- _READING TEXT_
↓↓↓

WDR11 Interacts and Colocalizes with EMX1 In Vivo and In Vitro

WDR11 is a 1,224 amino acid protein that contains multiple WD domains likely to mediate interaction with protein-binding partners (NCBI Conserved Domain Database cl02567). Consequently, we performed a yeast two-hybrid screen to identify potential cellular proteins whose interaction with WDR11 might be disrupted by the apparent missense mutations in IHH and KS patients. We identified EMX1 (MIM 600034), a human ortholog of Drosophila ems (empty spiracles), as a WDR11-interacting protein. Although four other proteins, including Hey1 (hairy/enhancer-of-split related with YRPW motif 1, MIM 602953), Tagln2 (Transgelin 2, MIM 604634), Ndrg4 (N-Myc downstream-regulated gene 4), and Nrxn3 (neurexin 3, MIM 600567) were also identified as potential WDR11 binding partners, we focused on EMX1 for further studies because of its functional relevance to the developing nervous system.^39–43

Specific interaction between WDR11 and EMX1 was revealed by cotransformation of yeast with an expression plasmid encoding WDR11 fused to the GAL4 DNA-binding domain and a plasmid encoding EMX1 fused to the GAL4 activation domain (Figure 5A). The interaction was confirmed in mammalian cells by coimmunoprecipitation assays, which demonstrated that HA-tagged EMX1 was recovered from immunoprecipitates of coexpressed Myc-WDR11 (Figure 5B), and further confirmed by GST pull-down analysis (Figure 5C).

Figure 5.

The WDR11 Interacts and Colocalizes with EMX1 In Vivo and In Vitro

(A) EMX1 was identified in the yeast two-hybrid screen as a WDR11-interacting protein. The specific interactions between these two proteins were confirmed by streaking of transformed yeast cells onto synthetic drop-out plates lacking TL (Trp/Leu) or TLH (Trp/Leu/His). Yeast AH109 cells were transformed with empty vectors (pGBKT7 and pGAD), and plasmids encoding SV40 T antigen (pTD1) and p53 (pGBKT7-p53) were utilized as a negative and positive control, respectively.

(B) Myc-WDR11 expression plasmids were transfected alone or along with HA-EMX1 into HeLa cells, the cell lysates were immunoprecipitated with anti-Myc antibody, and coprecipitated HA-EMX1 was detected via immunoblotting with anti-HA antibody.

(C) In-vitro-translated Myc-EMX1 was subjected to GST pull-down analysis with GST (lane 2) or GST-WDR11 (lane 3). The bound proteins were detected via immunoblotting with anti-Myc antibody.

(D) HA-EMX1 and GFP-WDR11 expression plasmids were transfected into U2OS cells, and then cells were treated with leptomycin B (LMB), an inhibitor of nuclear export. Fluorescence microscopy analysis helped determine localizations of HA-EMX1 and GFP-WDR11. Nuclei were stained with DAPI.

↑↑↑

- _EXERCISE DATA_
↓↓↓

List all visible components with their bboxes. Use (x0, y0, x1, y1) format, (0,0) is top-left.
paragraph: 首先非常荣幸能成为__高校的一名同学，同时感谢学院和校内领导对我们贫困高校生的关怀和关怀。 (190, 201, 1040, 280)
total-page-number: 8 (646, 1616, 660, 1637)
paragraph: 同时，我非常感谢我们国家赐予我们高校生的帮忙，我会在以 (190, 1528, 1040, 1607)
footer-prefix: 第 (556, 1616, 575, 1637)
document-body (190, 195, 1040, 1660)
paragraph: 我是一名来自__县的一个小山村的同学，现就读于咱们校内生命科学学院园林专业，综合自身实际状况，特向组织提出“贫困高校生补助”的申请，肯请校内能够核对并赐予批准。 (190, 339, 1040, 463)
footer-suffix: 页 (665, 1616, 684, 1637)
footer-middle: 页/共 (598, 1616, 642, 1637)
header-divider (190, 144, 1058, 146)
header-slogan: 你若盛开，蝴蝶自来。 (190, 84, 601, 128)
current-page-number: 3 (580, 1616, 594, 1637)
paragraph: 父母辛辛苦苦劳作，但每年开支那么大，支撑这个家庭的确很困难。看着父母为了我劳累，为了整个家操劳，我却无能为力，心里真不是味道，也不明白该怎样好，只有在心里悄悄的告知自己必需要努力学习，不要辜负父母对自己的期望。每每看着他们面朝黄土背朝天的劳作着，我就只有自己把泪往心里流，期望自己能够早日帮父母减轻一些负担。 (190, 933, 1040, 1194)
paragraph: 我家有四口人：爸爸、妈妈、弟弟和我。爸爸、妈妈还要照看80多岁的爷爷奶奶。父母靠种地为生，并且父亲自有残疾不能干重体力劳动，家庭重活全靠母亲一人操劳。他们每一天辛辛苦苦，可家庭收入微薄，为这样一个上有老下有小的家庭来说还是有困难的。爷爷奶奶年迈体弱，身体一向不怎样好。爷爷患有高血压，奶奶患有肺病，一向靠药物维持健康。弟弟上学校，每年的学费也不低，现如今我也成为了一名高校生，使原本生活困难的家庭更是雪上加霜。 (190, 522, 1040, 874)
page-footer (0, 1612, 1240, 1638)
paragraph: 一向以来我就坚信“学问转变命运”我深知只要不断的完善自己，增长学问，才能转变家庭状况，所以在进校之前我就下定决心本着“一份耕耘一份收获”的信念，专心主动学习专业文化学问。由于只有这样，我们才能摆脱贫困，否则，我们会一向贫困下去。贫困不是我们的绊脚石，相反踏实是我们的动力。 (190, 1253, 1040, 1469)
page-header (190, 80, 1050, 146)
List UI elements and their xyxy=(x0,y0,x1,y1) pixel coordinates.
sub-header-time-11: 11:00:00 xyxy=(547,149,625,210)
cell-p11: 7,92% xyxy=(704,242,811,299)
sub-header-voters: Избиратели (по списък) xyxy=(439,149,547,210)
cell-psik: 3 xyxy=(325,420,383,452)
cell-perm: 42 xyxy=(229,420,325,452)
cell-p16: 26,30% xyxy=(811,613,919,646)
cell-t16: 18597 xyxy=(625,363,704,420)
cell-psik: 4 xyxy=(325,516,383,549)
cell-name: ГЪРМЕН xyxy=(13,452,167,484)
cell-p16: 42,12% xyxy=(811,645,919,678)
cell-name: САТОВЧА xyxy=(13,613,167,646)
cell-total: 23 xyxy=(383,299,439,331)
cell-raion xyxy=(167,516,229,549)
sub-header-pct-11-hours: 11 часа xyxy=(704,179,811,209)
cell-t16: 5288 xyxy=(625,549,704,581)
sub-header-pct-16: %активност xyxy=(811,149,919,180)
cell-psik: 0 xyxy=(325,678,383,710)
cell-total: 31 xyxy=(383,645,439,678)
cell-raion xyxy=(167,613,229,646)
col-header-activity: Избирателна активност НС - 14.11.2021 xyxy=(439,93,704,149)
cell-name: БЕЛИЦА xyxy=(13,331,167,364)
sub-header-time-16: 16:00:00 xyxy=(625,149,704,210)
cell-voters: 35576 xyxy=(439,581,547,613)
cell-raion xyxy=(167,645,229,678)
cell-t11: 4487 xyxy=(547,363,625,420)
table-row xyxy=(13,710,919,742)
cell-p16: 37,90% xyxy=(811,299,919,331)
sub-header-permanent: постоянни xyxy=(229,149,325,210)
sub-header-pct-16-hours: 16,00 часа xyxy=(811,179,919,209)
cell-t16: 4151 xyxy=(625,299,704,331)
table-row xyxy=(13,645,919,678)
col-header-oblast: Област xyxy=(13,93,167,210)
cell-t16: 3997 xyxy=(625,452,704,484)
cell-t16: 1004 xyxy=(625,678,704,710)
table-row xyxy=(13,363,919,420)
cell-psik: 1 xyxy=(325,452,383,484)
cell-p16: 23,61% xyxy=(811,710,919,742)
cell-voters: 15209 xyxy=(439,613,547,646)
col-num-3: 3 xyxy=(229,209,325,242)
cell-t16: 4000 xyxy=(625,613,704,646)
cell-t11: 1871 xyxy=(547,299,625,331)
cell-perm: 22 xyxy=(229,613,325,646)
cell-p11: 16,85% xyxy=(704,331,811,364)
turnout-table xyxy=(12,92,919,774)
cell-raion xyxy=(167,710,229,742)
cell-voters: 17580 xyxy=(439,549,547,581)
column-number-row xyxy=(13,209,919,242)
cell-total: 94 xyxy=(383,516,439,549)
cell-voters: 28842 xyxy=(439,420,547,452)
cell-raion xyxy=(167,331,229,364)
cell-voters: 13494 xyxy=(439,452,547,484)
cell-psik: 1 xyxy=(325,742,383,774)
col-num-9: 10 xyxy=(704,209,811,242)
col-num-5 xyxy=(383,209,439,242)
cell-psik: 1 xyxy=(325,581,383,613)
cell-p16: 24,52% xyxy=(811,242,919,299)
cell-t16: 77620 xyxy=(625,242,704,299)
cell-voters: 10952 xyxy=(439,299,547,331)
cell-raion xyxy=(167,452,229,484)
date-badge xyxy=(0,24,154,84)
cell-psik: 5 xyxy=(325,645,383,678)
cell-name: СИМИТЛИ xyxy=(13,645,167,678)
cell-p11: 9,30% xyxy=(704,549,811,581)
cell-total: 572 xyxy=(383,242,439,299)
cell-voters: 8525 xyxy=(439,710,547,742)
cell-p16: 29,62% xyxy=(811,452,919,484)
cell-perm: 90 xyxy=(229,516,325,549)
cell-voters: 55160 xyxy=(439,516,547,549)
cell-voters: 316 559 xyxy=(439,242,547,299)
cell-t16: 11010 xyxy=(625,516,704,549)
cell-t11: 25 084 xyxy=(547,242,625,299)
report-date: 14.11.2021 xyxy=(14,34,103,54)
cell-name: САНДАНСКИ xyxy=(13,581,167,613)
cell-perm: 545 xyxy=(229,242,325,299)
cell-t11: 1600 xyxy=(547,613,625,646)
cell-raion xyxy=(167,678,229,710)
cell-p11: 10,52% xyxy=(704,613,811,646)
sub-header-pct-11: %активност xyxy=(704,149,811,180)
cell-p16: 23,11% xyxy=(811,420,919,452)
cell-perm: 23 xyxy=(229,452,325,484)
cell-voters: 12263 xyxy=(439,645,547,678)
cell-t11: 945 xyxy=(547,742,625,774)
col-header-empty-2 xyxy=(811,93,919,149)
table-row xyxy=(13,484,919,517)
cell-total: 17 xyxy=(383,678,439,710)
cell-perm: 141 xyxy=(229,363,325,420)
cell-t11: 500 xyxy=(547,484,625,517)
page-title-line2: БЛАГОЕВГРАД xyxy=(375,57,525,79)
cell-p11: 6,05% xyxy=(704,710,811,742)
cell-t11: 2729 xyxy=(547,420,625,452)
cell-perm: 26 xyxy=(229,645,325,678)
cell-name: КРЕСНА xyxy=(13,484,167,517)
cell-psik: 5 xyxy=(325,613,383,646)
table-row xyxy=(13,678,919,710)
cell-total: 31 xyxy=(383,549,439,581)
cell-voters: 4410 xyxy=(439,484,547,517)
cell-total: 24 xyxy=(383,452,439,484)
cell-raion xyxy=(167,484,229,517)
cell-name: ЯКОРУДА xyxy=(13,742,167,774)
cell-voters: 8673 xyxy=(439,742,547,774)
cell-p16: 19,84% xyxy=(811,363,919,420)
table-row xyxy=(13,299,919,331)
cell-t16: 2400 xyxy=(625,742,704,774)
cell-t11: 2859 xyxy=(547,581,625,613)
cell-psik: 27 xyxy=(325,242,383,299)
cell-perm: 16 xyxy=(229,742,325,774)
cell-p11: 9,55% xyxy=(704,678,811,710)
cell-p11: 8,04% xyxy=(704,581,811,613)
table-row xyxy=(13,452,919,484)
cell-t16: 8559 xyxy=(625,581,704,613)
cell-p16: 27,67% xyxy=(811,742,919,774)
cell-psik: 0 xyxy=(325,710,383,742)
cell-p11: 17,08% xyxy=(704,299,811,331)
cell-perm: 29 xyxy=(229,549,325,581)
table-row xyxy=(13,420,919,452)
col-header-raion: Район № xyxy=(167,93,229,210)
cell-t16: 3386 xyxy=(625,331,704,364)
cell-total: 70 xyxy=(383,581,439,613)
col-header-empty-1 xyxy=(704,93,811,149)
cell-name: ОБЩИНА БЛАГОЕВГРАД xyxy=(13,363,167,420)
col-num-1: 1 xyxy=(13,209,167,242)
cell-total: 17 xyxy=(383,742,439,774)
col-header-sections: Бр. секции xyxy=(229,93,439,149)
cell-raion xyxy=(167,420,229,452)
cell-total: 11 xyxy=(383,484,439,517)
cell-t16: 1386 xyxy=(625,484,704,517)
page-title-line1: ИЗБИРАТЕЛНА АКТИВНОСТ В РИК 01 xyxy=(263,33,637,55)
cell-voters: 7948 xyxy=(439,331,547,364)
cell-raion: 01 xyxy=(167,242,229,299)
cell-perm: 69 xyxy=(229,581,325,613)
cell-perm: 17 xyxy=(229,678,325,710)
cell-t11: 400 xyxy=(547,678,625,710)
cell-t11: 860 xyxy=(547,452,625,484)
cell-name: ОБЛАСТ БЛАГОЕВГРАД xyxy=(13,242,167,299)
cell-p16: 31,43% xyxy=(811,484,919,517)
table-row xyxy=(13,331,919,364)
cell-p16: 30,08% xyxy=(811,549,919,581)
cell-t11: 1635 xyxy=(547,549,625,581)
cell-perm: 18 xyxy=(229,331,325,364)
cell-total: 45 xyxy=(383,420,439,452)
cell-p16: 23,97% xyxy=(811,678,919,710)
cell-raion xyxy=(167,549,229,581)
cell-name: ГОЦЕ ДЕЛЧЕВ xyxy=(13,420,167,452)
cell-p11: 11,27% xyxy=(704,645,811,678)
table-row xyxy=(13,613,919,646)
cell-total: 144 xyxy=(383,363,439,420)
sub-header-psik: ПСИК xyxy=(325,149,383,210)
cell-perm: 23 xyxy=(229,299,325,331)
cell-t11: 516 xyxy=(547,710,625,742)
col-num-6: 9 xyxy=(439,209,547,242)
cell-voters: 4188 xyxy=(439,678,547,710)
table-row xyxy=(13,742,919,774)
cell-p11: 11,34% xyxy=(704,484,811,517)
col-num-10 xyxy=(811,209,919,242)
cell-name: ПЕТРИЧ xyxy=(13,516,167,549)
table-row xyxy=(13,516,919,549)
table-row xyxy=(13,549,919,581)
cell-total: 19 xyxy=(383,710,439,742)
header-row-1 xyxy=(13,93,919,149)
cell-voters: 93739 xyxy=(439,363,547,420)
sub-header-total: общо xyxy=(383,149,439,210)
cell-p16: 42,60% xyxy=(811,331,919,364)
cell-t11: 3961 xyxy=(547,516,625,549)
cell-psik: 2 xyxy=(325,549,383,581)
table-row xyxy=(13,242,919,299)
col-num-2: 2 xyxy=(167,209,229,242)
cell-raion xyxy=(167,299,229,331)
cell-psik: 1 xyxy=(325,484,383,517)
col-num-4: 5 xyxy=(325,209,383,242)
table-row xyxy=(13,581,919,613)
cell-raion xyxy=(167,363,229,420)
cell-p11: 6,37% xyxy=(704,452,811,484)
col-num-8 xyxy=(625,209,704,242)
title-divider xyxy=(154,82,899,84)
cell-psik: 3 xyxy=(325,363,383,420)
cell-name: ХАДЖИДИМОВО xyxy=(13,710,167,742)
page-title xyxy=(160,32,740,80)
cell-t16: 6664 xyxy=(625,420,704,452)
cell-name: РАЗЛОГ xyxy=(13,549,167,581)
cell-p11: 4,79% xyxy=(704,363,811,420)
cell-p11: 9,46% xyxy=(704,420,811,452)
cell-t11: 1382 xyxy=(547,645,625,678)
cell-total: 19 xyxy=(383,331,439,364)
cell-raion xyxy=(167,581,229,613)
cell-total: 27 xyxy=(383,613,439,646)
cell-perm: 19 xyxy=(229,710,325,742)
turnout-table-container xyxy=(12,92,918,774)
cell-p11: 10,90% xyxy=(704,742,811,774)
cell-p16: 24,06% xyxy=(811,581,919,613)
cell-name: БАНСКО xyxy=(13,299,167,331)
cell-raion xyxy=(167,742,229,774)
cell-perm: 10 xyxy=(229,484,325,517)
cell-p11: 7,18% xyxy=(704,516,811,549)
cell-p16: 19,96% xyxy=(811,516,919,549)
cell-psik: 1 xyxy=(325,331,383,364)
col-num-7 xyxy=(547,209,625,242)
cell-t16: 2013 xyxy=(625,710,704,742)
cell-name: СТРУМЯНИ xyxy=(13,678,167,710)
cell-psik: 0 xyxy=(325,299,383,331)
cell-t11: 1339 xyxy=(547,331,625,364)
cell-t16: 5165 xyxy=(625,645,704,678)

↑↑↑

- _TASK 1_
Retype the passage on WDR11 and EMX1, starting at "(B) Myc-WDR11 expression" and ending at "with anti-HA antibody.".
- _TASK 2_
In the passage on WDR11 and EMX1, what does the leptomycin B used on the U2OS cells inhibit?
These lines are taken from a different source than the passage on WDR11 and EMX1.

- _EXERCISE ANSWER 1_
(B) Myc-WDR11 expression plasmids were transfected alone or along with HA-EMX1 into HeLa cells, the cell lysates were immunoprecipitated with anti-Myc antibody, and coprecipitated HA-EMX1 was detected via immunoblotting with anti-HA antibody.

- _EXERCISE ANSWER 2_
Nuclear export.